## Given task
Write every record out again exactly as given.

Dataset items
══════════════════════════════
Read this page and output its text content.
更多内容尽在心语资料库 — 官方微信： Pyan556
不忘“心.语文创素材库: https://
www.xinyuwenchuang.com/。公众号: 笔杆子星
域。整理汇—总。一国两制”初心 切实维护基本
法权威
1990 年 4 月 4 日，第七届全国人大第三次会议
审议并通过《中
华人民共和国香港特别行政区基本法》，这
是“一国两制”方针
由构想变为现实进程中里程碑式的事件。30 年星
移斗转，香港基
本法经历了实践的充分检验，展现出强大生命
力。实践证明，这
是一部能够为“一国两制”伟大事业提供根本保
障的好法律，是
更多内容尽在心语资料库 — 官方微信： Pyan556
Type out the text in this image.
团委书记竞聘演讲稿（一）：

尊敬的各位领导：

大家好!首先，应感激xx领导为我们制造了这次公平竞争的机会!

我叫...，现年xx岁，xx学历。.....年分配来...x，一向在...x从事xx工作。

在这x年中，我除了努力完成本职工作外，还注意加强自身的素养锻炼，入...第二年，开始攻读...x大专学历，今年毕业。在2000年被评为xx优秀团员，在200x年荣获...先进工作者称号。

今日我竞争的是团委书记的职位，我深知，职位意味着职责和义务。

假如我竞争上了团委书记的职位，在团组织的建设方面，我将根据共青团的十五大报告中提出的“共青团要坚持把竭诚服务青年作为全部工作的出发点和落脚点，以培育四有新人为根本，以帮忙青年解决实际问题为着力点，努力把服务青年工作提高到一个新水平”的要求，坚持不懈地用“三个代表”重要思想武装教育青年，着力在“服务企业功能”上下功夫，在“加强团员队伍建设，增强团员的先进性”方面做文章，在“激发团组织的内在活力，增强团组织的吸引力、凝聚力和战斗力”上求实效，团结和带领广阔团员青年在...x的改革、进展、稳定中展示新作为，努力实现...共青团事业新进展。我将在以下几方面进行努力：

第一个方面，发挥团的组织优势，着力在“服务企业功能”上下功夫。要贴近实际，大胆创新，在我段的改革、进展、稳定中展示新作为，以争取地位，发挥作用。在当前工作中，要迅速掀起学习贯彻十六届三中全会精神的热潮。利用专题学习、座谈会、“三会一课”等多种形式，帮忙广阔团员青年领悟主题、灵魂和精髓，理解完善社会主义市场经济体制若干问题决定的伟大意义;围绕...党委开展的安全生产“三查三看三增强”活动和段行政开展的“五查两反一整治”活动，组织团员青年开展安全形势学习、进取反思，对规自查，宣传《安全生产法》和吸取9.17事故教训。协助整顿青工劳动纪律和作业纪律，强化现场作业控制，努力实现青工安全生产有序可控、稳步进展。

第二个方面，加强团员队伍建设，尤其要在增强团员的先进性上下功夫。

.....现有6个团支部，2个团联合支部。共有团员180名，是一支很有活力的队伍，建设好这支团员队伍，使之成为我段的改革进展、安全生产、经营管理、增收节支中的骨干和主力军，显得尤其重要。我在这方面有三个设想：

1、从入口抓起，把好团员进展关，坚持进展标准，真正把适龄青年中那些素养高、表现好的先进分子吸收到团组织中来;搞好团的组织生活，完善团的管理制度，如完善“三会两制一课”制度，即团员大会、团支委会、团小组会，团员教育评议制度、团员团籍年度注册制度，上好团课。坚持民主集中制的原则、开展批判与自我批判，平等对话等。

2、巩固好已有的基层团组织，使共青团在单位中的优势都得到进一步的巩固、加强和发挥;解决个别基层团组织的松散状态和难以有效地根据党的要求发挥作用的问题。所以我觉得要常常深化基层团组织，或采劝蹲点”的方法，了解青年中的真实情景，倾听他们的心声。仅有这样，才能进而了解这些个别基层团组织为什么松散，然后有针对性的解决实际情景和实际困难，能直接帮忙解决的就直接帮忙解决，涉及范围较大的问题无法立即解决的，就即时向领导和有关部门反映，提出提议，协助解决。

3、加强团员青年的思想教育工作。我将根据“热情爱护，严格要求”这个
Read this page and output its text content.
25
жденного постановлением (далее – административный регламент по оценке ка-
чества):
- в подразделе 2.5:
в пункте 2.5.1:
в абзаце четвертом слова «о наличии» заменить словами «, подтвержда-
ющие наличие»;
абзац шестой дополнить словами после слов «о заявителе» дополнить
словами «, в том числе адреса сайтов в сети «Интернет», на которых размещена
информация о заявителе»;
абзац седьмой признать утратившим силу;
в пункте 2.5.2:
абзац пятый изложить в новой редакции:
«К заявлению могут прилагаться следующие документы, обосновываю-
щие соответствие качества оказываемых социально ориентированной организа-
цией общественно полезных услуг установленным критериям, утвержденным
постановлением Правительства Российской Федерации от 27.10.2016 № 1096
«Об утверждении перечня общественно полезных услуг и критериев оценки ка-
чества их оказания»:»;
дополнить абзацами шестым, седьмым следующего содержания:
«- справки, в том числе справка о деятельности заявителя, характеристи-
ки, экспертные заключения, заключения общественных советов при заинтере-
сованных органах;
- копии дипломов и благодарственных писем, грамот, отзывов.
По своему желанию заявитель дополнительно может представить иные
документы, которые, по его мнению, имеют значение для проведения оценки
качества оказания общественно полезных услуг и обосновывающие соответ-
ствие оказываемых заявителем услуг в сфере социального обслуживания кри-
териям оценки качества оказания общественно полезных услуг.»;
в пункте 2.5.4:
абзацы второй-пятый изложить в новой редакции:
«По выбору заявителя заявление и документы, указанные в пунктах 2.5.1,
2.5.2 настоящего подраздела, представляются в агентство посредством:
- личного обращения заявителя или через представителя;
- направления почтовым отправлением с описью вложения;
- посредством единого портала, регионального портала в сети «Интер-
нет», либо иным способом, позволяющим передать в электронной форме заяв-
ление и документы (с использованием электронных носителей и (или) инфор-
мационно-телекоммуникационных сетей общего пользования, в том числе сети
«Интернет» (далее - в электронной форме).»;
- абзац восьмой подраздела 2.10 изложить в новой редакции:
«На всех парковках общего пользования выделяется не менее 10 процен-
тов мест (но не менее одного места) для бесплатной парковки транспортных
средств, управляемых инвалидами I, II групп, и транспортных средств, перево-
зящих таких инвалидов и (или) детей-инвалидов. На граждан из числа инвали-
══════════════════════════════
## Worked answer
Read this page and output its text content.
更多内容尽在心语资料库 — 官方微信： Pyan556
不忘“心.语文创素材库: https://
www.xinyuwenchuang.com/。公众号: 笔杆子星
域。整理汇—总。一国两制”初心 切实维护基本
法权威
1990 年 4 月 4 日，第七届全国人大第三次会议
审议并通过《中
华人民共和国香港特别行政区基本法》，这
是“一国两制”方针
由构想变为现实进程中里程碑式的事件。30 年星
移斗转，香港基
本法经历了实践的充分检验，展现出强大生命
力。实践证明，这
是一部能够为“一国两制”伟大事业提供根本保
障的好法律，是
更多内容尽在心语资料库 — 官方微信： Pyan556
Type out the text in this image.
团委书记竞聘演讲稿（一）：

尊敬的各位领导：

大家好!首先，应感激xx领导为我们制造了这次公平竞争的机会!

我叫...，现年xx岁，xx学历。.....年分配来...x，一向在...x从事xx工作。

在这x年中，我除了努力完成本职工作外，还注意加强自身的素养锻炼，入...第二年，开始攻读...x大专学历，今年毕业。在2000年被评为xx优秀团员，在200x年荣获...先进工作者称号。

今日我竞争的是团委书记的职位，我深知，职位意味着职责和义务。

假如我竞争上了团委书记的职位，在团组织的建设方面，我将根据共青团的十五大报告中提出的“共青团要坚持把竭诚服务青年作为全部工作的出发点和落脚点，以培育四有新人为根本，以帮忙青年解决实际问题为着力点，努力把服务青年工作提高到一个新水平”的要求，坚持不懈地用“三个代表”重要思想武装教育青年，着力在“服务企业功能”上下功夫，在“加强团员队伍建设，增强团员的先进性”方面做文章，在“激发团组织的内在活力，增强团组织的吸引力、凝聚力和战斗力”上求实效，团结和带领广阔团员青年在...x的改革、进展、稳定中展示新作为，努力实现...共青团事业新进展。我将在以下几方面进行努力：

第一个方面，发挥团的组织优势，着力在“服务企业功能”上下功夫。要贴近实际，大胆创新，在我段的改革、进展、稳定中展示新作为，以争取地位，发挥作用。在当前工作中，要迅速掀起学习贯彻十六届三中全会精神的热潮。利用专题学习、座谈会、“三会一课”等多种形式，帮忙广阔团员青年领悟主题、灵魂和精髓，理解完善社会主义市场经济体制若干问题决定的伟大意义;围绕...党委开展的安全生产“三查三看三增强”活动和段行政开展的“五查两反一整治”活动，组织团员青年开展安全形势学习、进取反思，对规自查，宣传《安全生产法》和吸取9.17事故教训。协助整顿青工劳动纪律和作业纪律，强化现场作业控制，努力实现青工安全生产有序可控、稳步进展。

第二个方面，加强团员队伍建设，尤其要在增强团员的先进性上下功夫。

.....现有6个团支部，2个团联合支部。共有团员180名，是一支很有活力的队伍，建设好这支团员队伍，使之成为我段的改革进展、安全生产、经营管理、增收节支中的骨干和主力军，显得尤其重要。我在这方面有三个设想：

1、从入口抓起，把好团员进展关，坚持进展标准，真正把适龄青年中那些素养高、表现好的先进分子吸收到团组织中来;搞好团的组织生活，完善团的管理制度，如完善“三会两制一课”制度，即团员大会、团支委会、团小组会，团员教育评议制度、团员团籍年度注册制度，上好团课。坚持民主集中制的原则、开展批判与自我批判，平等对话等。

2、巩固好已有的基层团组织，使共青团在单位中的优势都得到进一步的巩固、加强和发挥;解决个别基层团组织的松散状态和难以有效地根据党的要求发挥作用的问题。所以我觉得要常常深化基层团组织，或采劝蹲点”的方法，了解青年中的真实情景，倾听他们的心声。仅有这样，才能进而了解这些个别基层团组织为什么松散，然后有针对性的解决实际情景和实际困难，能直接帮忙解决的就直接帮忙解决，涉及范围较大的问题无法立即解决的，就即时向领导和有关部门反映，提出提议，协助解决。

3、加强团员青年的思想教育工作。我将根据“热情爱护，严格要求”这个
Read this page and output its text content.
25
жденного постановлением (далее – административный регламент по оценке ка-
чества):
- в подразделе 2.5:
в пункте 2.5.1:
в абзаце четвертом слова «о наличии» заменить словами «, подтвержда-
ющие наличие»;
абзац шестой дополнить словами после слов «о заявителе» дополнить
словами «, в том числе адреса сайтов в сети «Интернет», на которых размещена
информация о заявителе»;
абзац седьмой признать утратившим силу;
в пункте 2.5.2:
абзац пятый изложить в новой редакции:
«К заявлению могут прилагаться следующие документы, обосновываю-
щие соответствие качества оказываемых социально ориентированной организа-
цией общественно полезных услуг установленным критериям, утвержденным
постановлением Правительства Российской Федерации от 27.10.2016 № 1096
«Об утверждении перечня общественно полезных услуг и критериев оценки ка-
чества их оказания»:»;
дополнить абзацами шестым, седьмым следующего содержания:
«- справки, в том числе справка о деятельности заявителя, характеристи-
ки, экспертные заключения, заключения общественных советов при заинтере-
сованных органах;
- копии дипломов и благодарственных писем, грамот, отзывов.
По своему желанию заявитель дополнительно может представить иные
документы, которые, по его мнению, имеют значение для проведения оценки
качества оказания общественно полезных услуг и обосновывающие соответ-
ствие оказываемых заявителем услуг в сфере социального обслуживания кри-
териям оценки качества оказания общественно полезных услуг.»;
в пункте 2.5.4:
абзацы второй-пятый изложить в новой редакции:
«По выбору заявителя заявление и документы, указанные в пунктах 2.5.1,
2.5.2 настоящего подраздела, представляются в агентство посредством:
- личного обращения заявителя или через представителя;
- направления почтовым отправлением с описью вложения;
- посредством единого портала, регионального портала в сети «Интер-
нет», либо иным способом, позволяющим передать в электронной форме заяв-
ление и документы (с использованием электронных носителей и (или) инфор-
мационно-телекоммуникационных сетей общего пользования, в том числе сети
«Интернет» (далее - в электронной форме).»;
- абзац восьмой подраздела 2.10 изложить в новой редакции:
«На всех парковках общего пользования выделяется не менее 10 процен-
тов мест (но не менее одного места) для бесплатной парковки транспортных
средств, управляемых инвалидами I, II групп, и транспортных средств, перево-
зящих таких инвалидов и (или) детей-инвалидов. На граждан из числа инвали-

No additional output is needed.